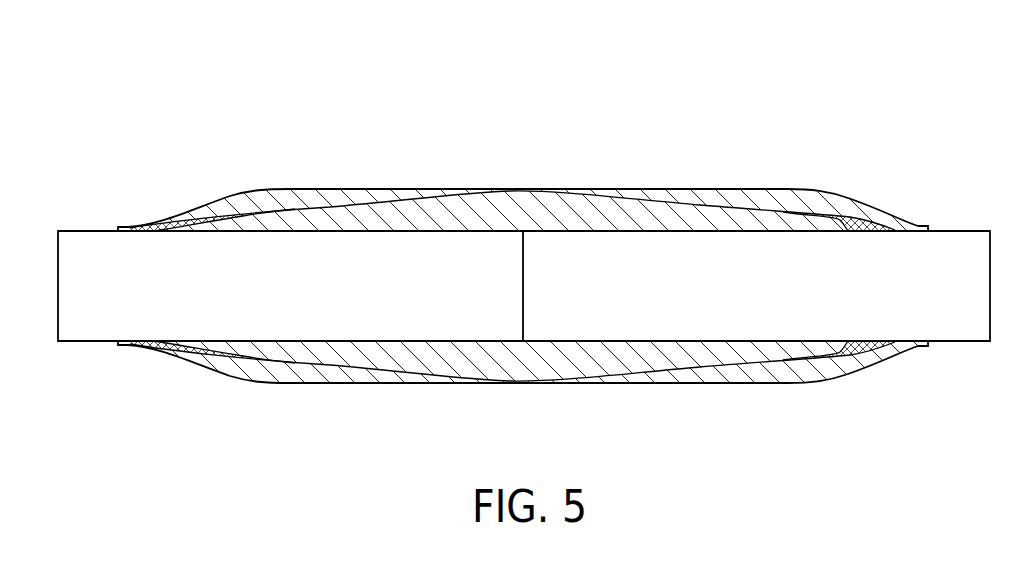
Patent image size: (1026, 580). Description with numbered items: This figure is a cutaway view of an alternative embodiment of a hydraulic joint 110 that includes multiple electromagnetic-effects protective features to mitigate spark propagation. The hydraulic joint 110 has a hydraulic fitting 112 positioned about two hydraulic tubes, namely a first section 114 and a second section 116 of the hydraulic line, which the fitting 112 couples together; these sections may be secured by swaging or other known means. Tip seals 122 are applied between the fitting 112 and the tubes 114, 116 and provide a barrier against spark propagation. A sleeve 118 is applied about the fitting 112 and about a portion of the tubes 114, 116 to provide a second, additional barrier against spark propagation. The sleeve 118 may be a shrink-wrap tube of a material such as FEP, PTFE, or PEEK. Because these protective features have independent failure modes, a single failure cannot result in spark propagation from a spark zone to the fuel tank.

The hydraulic joint 110 is at (538, 209).
The hydraulic fitting 112 is at (674, 345).
The first section of hydraulic line 114 is at (94, 241).
The second section of hydraulic line 116 is at (949, 237).
The sleeve 118 is at (340, 191).
The tip seals 122 is at (187, 231).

________

=== Short exercise ===
Render the listing as a two-column CSV with the header fields "prompt" and "response", giving one row per entry with its text and its answer, each in a single quoted field with line breaks replaced by spaces. Include every entry in the listing, and omit the pictures.

=== The output ===
prompt,response
"Patent image size: (1026, 580). Description with numbered items: This figure is a cutaway view of an alternative embodiment of a hydraulic joint 110 that includes multiple electromagnetic-effects protective features to mitigate spark propagation. The hydraulic joint 110 has a hydraulic fitting 112 positioned about two hydraulic tubes, namely a first section 114 and a second section 116 of the hydraulic line, which the fitting 112 couples together; these sections may be secured by swaging or other known means. Tip seals 122 are applied between the fitting 112 and the tubes 114, 116 and provide a barrier against spark propagation. A sleeve 118 is applied about the fitting 112 and about a portion of the tubes 114, 116 to provide a second, additional barrier against spark propagation. The sleeve 118 may be a shrink-wrap tube of a material such as FEP, PTFE, or PEEK. Because these protective features have independent failure modes, a single failure cannot result in spark propagation from a spark zone to the fuel tank.","The hydraulic joint 110 is at (538, 209). The hydraulic fitting 112 is at (674, 345). The first section of hydraulic line 114 is at (94, 241). The second section of hydraulic line 116 is at (949, 237). The sleeve 118 is at (340, 191). The tip seals 122 is at (187, 231)."